- [AIM]
The data below should be restated word for word, with every picture omitted.

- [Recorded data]
——————
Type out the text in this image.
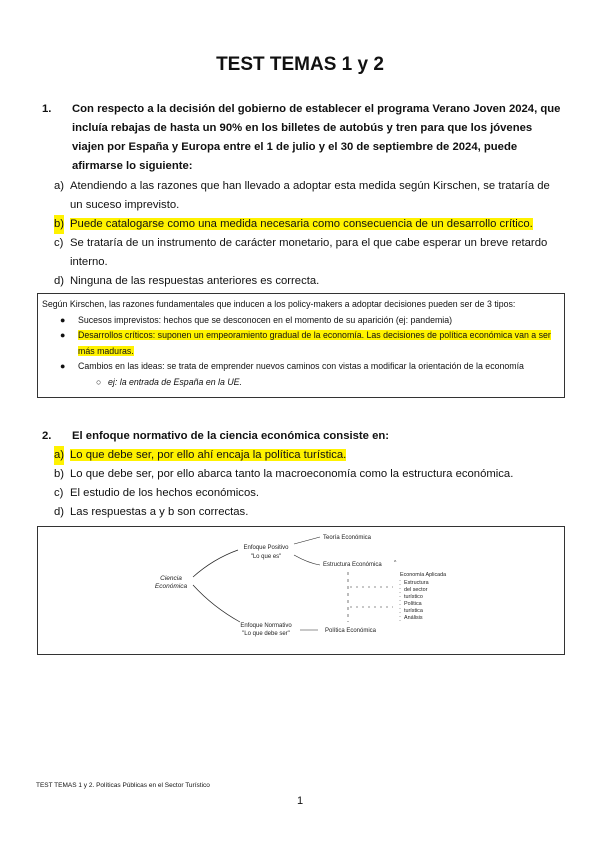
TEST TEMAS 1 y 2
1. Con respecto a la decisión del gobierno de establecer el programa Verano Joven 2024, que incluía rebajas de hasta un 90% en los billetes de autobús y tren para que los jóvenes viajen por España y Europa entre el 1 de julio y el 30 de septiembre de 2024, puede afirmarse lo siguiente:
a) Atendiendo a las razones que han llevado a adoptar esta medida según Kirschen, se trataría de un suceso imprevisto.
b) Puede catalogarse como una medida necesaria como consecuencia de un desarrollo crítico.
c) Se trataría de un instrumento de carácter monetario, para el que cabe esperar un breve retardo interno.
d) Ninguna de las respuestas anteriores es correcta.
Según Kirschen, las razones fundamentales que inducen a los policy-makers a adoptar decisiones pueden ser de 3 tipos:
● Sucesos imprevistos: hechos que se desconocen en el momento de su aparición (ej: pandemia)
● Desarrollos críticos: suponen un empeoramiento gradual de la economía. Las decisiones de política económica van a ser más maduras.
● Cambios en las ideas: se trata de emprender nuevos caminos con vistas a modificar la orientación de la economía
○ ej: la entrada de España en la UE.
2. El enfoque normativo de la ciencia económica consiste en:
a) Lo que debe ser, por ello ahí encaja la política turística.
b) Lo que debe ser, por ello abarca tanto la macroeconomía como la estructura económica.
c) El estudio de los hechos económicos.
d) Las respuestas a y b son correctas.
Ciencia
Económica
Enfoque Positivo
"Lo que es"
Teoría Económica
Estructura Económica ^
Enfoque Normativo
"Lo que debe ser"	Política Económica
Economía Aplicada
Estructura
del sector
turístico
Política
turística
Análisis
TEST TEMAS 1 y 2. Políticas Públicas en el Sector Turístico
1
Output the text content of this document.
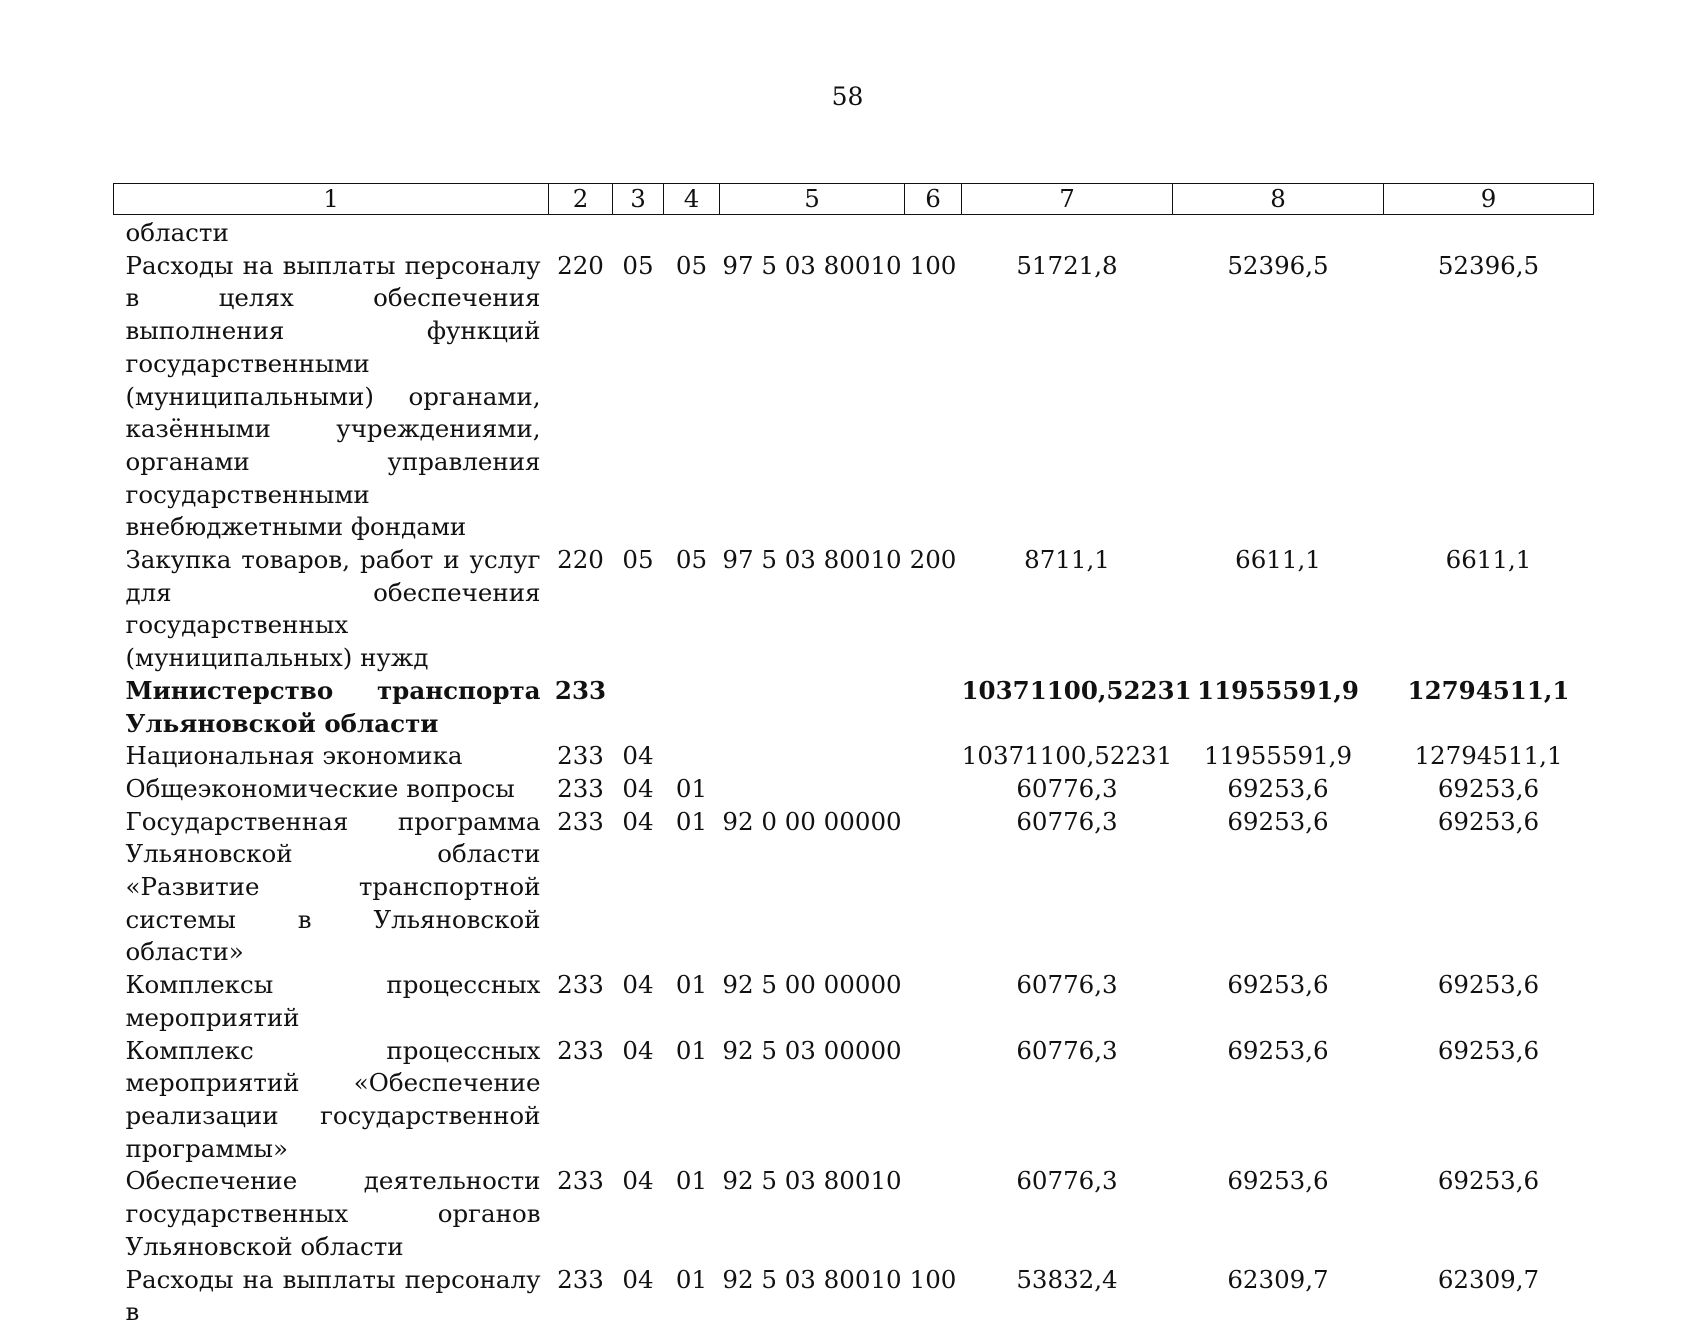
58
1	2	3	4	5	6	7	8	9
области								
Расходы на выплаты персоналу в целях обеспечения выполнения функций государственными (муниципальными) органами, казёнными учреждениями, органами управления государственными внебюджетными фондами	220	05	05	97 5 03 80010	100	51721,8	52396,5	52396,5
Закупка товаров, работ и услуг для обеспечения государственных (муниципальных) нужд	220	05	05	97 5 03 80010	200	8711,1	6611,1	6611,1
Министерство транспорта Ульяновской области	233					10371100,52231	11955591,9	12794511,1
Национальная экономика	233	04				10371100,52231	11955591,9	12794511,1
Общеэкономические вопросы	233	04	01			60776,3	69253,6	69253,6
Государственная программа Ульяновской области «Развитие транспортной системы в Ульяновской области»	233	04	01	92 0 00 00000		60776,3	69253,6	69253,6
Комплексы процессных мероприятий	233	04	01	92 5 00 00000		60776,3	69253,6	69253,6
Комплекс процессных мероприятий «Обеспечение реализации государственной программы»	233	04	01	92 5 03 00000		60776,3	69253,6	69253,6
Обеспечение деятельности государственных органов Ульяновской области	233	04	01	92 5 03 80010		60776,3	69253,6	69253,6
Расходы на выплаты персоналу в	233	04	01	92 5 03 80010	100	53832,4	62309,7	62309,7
——————
- [FULL OUTPUT]
Type out the text in this image.
TEST TEMAS 1 y 2
1. Con respecto a la decisión del gobierno de establecer el programa Verano Joven 2024, que incluía rebajas de hasta un 90% en los billetes de autobús y tren para que los jóvenes viajen por España y Europa entre el 1 de julio y el 30 de septiembre de 2024, puede afirmarse lo siguiente:
a) Atendiendo a las razones que han llevado a adoptar esta medida según Kirschen, se trataría de un suceso imprevisto.
b) Puede catalogarse como una medida necesaria como consecuencia de un desarrollo crítico.
c) Se trataría de un instrumento de carácter monetario, para el que cabe esperar un breve retardo interno.
d) Ninguna de las respuestas anteriores es correcta.
Según Kirschen, las razones fundamentales que inducen a los policy-makers a adoptar decisiones pueden ser de 3 tipos:
● Sucesos imprevistos: hechos que se desconocen en el momento de su aparición (ej: pandemia)
● Desarrollos críticos: suponen un empeoramiento gradual de la economía. Las decisiones de política económica van a ser más maduras.
● Cambios en las ideas: se trata de emprender nuevos caminos con vistas a modificar la orientación de la economía
○ ej: la entrada de España en la UE.
2. El enfoque normativo de la ciencia económica consiste en:
a) Lo que debe ser, por ello ahí encaja la política turística.
b) Lo que debe ser, por ello abarca tanto la macroeconomía como la estructura económica.
c) El estudio de los hechos económicos.
d) Las respuestas a y b son correctas.
Ciencia
Económica
Enfoque Positivo
"Lo que es"
Teoría Económica
Estructura Económica ^
Enfoque Normativo
"Lo que debe ser"	Política Económica
Economía Aplicada
Estructura
del sector
turístico
Política
turística
Análisis
TEST TEMAS 1 y 2. Políticas Públicas en el Sector Turístico
1
Output the text content of this document.
58
1	2	3	4	5	6	7	8	9
области								
Расходы на выплаты персоналу в целях обеспечения выполнения функций государственными (муниципальными) органами, казёнными учреждениями, органами управления государственными внебюджетными фондами	220	05	05	97 5 03 80010	100	51721,8	52396,5	52396,5
Закупка товаров, работ и услуг для обеспечения государственных (муниципальных) нужд	220	05	05	97 5 03 80010	200	8711,1	6611,1	6611,1
Министерство транспорта Ульяновской области	233					10371100,52231	11955591,9	12794511,1
Национальная экономика	233	04				10371100,52231	11955591,9	12794511,1
Общеэкономические вопросы	233	04	01			60776,3	69253,6	69253,6
Государственная программа Ульяновской области «Развитие транспортной системы в Ульяновской области»	233	04	01	92 0 00 00000		60776,3	69253,6	69253,6
Комплексы процессных мероприятий	233	04	01	92 5 00 00000		60776,3	69253,6	69253,6
Комплекс процессных мероприятий «Обеспечение реализации государственной программы»	233	04	01	92 5 03 00000		60776,3	69253,6	69253,6
Обеспечение деятельности государственных органов Ульяновской области	233	04	01	92 5 03 80010		60776,3	69253,6	69253,6
Расходы на выплаты персоналу в	233	04	01	92 5 03 80010	100	53832,4	62309,7	62309,7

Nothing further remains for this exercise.